§ **Exercise material**:
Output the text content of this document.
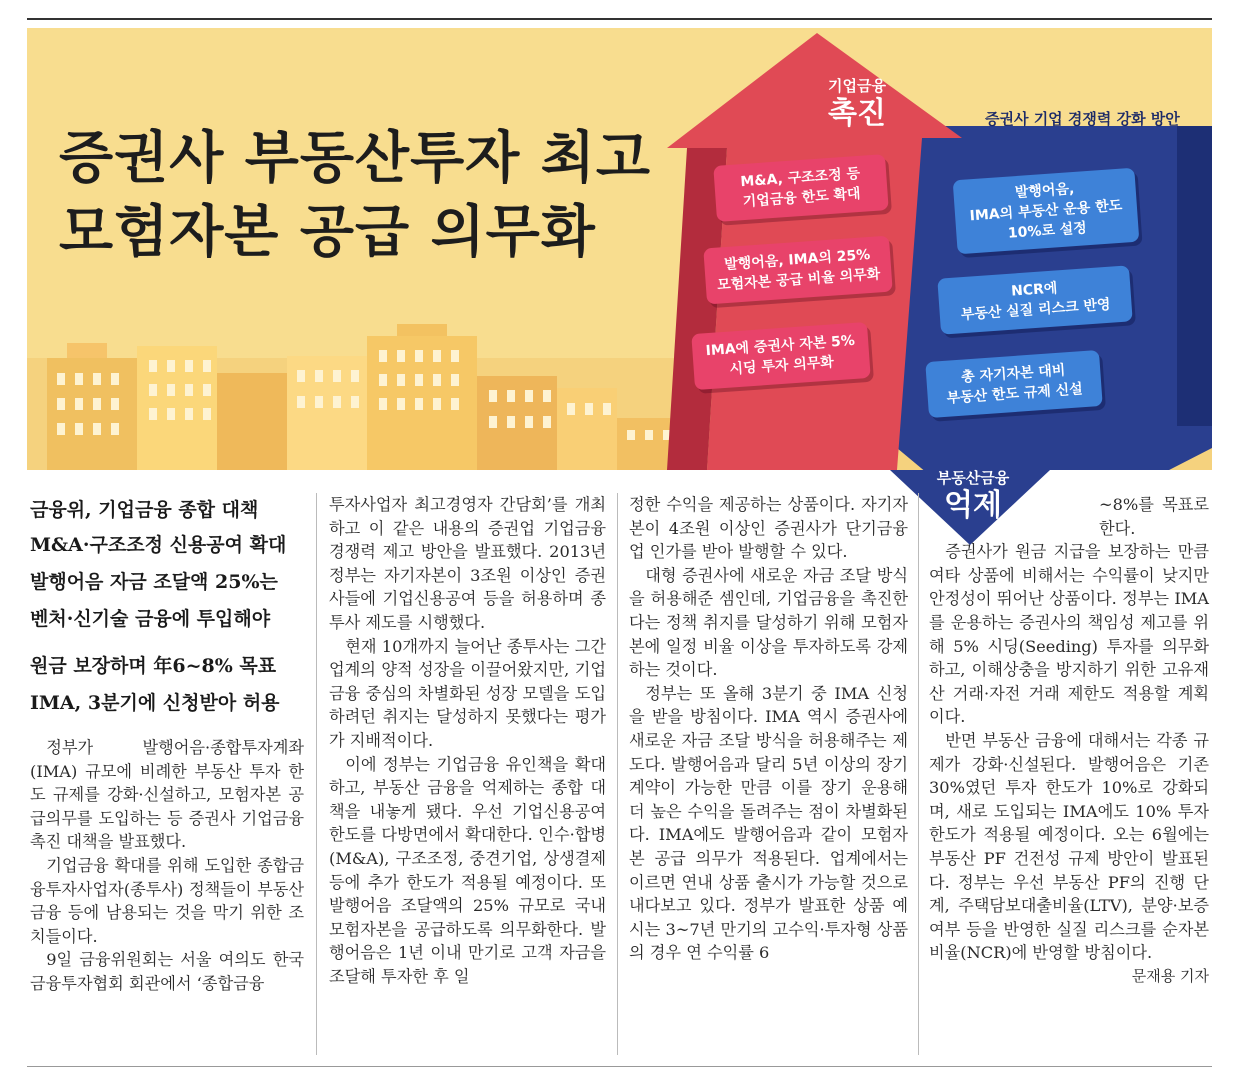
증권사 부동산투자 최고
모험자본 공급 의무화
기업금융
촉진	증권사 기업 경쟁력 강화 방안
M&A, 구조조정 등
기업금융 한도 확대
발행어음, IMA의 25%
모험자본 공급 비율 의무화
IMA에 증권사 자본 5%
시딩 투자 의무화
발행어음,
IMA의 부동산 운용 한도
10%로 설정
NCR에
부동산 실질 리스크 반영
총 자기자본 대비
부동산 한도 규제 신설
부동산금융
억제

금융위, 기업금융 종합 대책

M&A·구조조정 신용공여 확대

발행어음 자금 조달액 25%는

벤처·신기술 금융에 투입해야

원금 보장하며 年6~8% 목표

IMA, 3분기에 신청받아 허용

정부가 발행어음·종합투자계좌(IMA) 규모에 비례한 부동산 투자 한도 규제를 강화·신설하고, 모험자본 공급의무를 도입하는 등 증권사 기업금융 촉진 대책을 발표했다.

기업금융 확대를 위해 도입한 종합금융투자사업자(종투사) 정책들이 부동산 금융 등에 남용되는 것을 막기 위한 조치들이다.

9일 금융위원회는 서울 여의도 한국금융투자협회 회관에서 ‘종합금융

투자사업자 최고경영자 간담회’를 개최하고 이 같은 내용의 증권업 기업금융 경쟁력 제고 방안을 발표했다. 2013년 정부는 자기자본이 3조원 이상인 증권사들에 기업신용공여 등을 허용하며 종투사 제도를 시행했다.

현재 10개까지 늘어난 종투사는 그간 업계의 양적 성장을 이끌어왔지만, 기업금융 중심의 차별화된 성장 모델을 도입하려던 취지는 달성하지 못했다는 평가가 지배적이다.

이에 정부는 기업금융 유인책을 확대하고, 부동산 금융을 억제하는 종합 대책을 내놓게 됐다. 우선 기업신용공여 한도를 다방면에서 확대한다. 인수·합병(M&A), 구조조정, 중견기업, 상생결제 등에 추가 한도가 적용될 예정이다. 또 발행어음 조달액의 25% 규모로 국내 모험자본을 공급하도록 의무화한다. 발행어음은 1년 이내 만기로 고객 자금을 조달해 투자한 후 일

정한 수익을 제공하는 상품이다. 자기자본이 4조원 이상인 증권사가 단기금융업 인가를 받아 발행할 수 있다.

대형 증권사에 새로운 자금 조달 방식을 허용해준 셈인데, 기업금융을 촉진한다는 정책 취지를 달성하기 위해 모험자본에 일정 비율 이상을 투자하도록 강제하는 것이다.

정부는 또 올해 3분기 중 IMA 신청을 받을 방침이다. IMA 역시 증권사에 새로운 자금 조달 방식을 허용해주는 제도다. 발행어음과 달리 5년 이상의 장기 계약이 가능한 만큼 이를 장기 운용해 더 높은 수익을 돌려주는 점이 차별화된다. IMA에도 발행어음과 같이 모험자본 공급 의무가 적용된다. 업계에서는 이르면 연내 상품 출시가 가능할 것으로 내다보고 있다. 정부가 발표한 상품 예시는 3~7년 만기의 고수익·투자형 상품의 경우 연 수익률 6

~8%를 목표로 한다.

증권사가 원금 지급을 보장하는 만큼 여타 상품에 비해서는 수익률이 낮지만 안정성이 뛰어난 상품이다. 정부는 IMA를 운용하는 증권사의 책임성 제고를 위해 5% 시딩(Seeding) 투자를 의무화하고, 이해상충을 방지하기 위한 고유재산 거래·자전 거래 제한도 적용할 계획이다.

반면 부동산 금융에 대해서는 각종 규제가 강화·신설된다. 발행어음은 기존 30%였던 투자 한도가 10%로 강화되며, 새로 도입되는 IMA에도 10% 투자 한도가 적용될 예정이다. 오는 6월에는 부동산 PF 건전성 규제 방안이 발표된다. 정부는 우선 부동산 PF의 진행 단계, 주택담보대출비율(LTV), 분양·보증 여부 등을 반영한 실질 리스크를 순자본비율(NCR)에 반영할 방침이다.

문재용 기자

...

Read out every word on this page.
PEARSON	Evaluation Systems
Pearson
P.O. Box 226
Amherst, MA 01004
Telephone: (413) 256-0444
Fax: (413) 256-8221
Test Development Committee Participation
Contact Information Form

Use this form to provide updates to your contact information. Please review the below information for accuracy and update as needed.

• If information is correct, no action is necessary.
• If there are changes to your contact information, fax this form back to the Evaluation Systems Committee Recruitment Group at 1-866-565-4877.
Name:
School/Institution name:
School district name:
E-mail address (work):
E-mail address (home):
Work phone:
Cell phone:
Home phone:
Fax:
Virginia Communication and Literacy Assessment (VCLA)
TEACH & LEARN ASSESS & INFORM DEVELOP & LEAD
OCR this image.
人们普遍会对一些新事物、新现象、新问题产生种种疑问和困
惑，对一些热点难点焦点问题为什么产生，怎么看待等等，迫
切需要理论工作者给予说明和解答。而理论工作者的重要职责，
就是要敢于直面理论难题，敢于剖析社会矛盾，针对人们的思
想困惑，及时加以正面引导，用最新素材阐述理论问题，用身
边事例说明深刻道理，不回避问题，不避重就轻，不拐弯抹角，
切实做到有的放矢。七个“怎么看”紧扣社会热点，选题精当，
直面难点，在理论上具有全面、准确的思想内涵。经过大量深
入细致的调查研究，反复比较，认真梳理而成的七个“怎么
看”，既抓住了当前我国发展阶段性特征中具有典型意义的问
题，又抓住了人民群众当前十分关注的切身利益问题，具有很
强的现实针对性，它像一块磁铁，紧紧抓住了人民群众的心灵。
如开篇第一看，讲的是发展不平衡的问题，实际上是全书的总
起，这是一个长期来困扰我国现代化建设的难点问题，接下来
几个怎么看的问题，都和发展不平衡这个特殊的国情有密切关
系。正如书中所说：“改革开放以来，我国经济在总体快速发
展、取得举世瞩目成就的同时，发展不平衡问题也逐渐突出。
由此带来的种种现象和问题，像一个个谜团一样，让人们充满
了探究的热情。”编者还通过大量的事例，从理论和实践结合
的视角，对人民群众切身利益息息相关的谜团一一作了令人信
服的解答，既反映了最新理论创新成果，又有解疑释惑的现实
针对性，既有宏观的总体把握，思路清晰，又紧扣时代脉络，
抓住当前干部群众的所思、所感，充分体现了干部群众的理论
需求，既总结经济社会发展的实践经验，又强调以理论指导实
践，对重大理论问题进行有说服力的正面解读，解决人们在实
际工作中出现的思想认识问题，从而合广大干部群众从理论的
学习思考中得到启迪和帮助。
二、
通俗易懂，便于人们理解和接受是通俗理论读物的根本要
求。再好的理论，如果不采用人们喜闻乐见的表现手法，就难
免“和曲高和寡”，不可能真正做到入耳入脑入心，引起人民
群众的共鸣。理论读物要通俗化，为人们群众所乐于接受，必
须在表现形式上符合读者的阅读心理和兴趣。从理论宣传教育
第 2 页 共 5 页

* * *

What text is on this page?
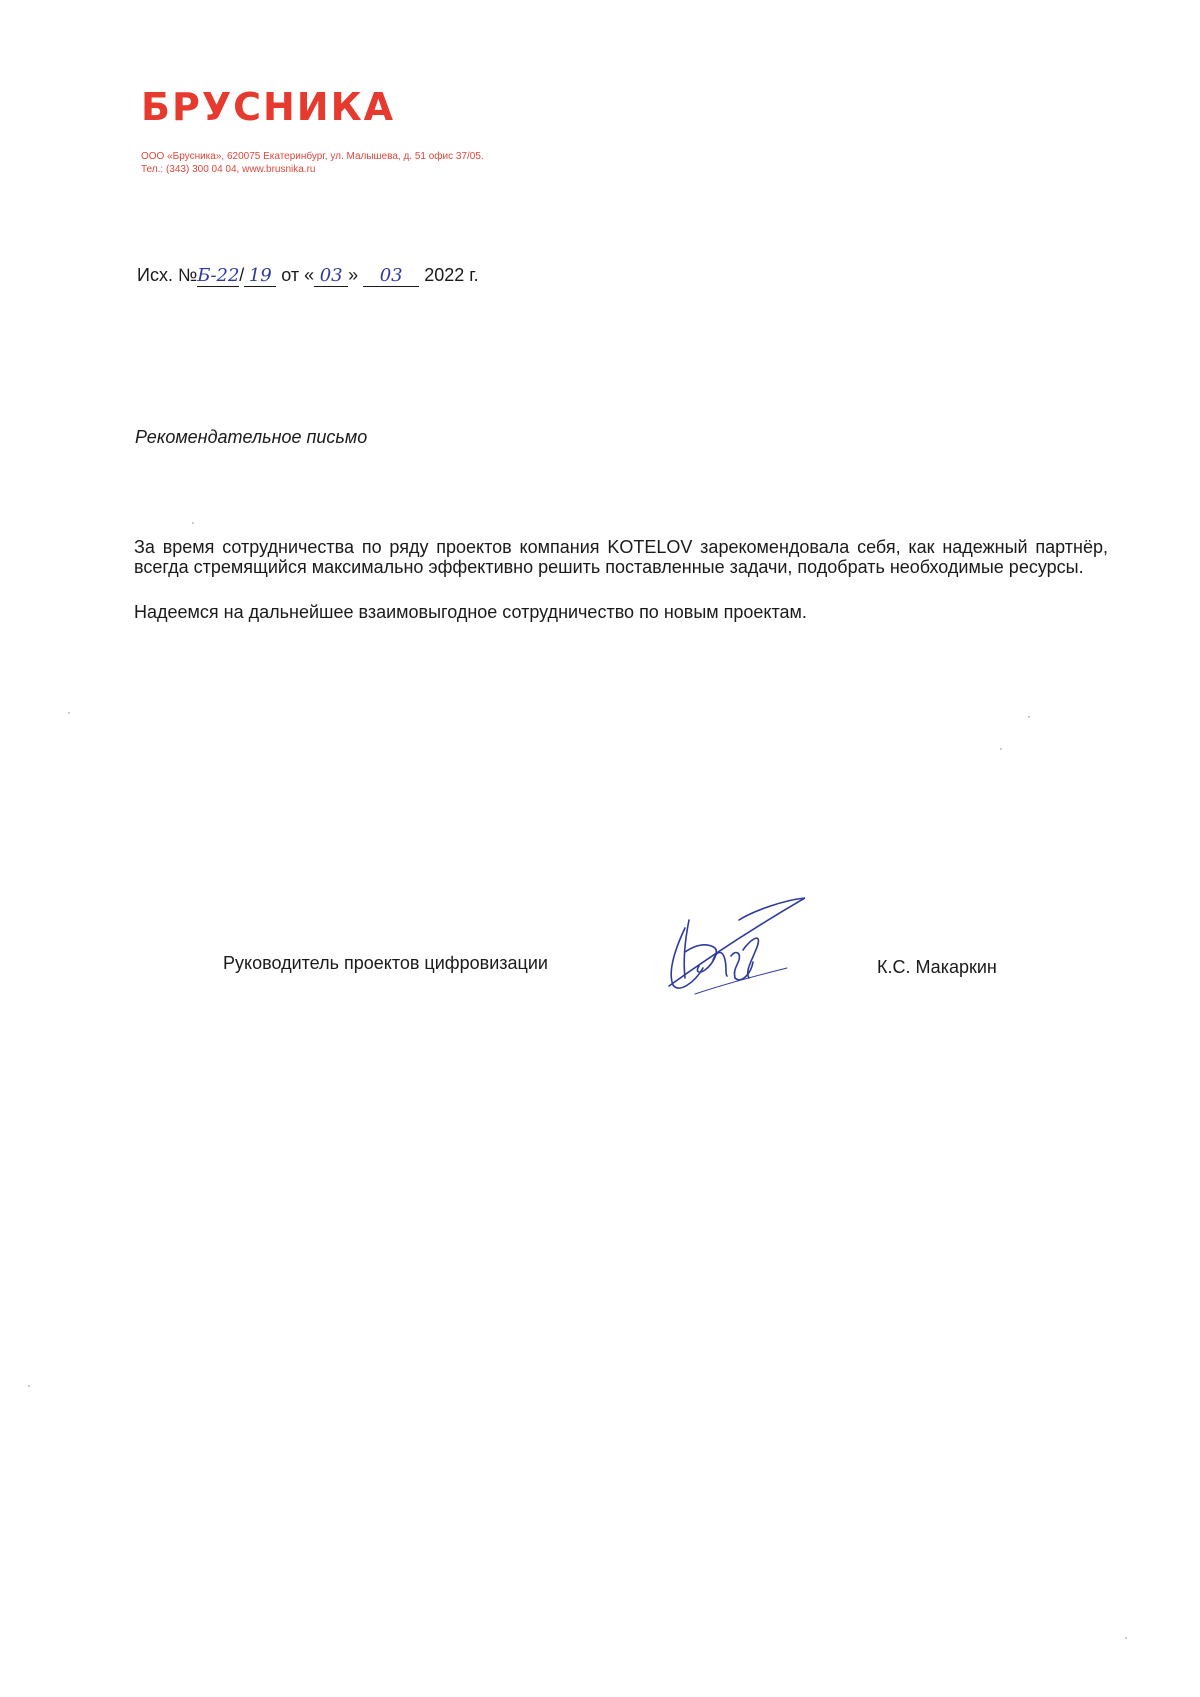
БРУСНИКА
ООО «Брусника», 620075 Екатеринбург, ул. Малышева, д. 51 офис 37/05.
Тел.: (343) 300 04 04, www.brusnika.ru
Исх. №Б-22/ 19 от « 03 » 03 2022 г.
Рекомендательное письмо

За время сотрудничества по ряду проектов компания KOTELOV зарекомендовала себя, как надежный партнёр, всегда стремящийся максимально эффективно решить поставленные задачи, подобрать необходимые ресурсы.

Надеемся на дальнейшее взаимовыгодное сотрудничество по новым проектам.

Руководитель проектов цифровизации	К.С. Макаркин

§ **Given instruction**:
Pull out the lines above in which the word "Evaluation" appears.

§ **Worked solution**:
PEARSON	Evaluation Systems
• If there are changes to your contact information, fax this form back to the Evaluation Systems Committee Recruitment Group at 1-866-565-4877.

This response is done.